Where the string "screenshot" occurs in the material below, report the whole line.

──────

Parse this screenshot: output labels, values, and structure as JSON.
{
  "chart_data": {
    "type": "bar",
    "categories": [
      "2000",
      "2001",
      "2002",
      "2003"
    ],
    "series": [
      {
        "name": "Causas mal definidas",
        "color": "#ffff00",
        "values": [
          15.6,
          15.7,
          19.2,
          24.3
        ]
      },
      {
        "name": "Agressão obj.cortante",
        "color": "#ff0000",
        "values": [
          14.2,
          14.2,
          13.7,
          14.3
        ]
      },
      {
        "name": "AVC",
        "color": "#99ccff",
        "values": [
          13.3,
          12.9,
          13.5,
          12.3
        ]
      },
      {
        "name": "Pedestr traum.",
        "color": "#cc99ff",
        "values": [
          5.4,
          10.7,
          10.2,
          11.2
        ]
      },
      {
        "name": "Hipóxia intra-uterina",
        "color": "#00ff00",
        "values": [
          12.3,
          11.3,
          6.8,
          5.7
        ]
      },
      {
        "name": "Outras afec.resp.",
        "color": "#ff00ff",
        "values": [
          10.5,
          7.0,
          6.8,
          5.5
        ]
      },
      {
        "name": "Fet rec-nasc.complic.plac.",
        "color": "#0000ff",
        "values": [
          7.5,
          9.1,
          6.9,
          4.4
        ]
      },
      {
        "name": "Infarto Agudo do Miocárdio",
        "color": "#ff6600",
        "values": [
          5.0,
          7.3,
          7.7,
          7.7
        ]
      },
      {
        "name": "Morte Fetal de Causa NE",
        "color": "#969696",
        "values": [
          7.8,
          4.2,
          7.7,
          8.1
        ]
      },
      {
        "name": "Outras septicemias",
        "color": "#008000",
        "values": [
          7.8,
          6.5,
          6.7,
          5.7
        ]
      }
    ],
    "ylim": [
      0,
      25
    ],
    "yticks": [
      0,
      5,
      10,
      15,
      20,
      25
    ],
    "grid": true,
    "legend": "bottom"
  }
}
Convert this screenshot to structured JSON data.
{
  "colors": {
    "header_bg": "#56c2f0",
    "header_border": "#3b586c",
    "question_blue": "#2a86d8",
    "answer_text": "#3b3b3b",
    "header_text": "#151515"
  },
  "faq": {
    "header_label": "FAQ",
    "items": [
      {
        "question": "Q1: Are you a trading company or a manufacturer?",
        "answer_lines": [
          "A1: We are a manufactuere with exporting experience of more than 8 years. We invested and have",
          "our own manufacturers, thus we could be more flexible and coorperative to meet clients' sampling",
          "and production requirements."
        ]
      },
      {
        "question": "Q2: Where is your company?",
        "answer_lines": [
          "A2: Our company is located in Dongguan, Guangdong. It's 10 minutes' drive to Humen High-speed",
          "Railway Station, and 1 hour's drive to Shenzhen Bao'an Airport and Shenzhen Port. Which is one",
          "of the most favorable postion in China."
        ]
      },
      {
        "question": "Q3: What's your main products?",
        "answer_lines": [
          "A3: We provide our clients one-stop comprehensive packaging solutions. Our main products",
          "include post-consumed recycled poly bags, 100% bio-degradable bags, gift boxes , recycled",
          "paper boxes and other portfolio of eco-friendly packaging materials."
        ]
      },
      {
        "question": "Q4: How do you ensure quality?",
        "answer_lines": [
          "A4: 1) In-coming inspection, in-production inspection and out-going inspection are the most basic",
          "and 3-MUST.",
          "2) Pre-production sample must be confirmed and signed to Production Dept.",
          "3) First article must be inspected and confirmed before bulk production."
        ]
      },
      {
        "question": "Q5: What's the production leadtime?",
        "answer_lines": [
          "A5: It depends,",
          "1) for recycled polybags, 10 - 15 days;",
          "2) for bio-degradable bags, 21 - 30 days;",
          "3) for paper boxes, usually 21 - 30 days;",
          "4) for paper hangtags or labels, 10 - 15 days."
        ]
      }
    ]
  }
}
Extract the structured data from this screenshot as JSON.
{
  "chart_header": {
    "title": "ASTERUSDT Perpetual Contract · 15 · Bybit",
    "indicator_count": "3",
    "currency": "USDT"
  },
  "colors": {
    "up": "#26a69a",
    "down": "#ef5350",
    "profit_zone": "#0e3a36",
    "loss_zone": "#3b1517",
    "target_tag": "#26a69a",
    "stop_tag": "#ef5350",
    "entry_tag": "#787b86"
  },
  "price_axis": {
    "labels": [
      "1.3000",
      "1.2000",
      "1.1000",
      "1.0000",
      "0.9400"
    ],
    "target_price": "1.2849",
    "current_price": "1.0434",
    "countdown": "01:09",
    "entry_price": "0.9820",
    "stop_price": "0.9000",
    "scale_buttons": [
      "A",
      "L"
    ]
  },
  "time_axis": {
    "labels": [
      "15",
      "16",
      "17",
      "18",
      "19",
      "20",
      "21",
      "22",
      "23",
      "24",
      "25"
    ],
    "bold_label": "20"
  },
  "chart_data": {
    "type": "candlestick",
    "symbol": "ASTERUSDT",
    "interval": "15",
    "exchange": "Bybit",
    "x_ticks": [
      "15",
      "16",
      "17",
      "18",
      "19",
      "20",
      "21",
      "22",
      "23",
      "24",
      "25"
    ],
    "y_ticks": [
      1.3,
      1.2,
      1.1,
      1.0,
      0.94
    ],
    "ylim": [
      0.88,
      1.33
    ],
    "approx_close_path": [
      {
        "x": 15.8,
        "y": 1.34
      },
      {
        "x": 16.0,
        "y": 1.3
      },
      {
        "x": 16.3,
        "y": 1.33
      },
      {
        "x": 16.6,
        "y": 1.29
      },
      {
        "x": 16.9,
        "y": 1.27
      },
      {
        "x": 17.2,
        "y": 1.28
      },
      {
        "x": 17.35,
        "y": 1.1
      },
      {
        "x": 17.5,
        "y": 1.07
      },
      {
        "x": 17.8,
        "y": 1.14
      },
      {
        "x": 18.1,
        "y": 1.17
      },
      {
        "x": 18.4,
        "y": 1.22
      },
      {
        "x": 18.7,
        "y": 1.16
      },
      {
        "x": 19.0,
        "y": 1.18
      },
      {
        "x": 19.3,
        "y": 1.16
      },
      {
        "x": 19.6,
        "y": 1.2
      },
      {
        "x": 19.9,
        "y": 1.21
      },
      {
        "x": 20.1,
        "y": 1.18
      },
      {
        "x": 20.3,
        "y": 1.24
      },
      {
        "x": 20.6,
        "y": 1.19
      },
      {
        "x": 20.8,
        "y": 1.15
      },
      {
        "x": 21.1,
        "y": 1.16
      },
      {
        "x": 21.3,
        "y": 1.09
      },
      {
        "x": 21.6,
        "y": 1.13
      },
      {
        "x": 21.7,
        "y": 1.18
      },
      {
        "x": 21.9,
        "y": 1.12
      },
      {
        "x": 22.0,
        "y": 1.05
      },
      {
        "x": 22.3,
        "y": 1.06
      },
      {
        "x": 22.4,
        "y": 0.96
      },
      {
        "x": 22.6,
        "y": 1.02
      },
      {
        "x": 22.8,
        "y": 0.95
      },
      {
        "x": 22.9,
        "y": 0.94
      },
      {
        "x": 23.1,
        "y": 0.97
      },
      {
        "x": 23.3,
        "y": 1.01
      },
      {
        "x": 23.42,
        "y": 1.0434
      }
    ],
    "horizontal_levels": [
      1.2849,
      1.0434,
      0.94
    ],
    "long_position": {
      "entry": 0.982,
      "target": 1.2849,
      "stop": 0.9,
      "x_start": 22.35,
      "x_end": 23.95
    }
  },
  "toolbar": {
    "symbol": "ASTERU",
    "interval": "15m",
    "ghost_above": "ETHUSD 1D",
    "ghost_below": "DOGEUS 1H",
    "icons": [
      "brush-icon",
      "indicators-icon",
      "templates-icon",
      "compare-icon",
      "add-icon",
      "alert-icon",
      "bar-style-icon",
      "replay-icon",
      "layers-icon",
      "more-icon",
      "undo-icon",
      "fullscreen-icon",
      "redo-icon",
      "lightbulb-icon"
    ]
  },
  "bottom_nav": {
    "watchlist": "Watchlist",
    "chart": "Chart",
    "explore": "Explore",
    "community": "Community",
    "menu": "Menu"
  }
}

──────

(Answer to the problem)
Parse this screenshot: output labels, values, and structure as JSON.
Convert this screenshot to structured JSON data.
Extract the structured data from this screenshot as JSON.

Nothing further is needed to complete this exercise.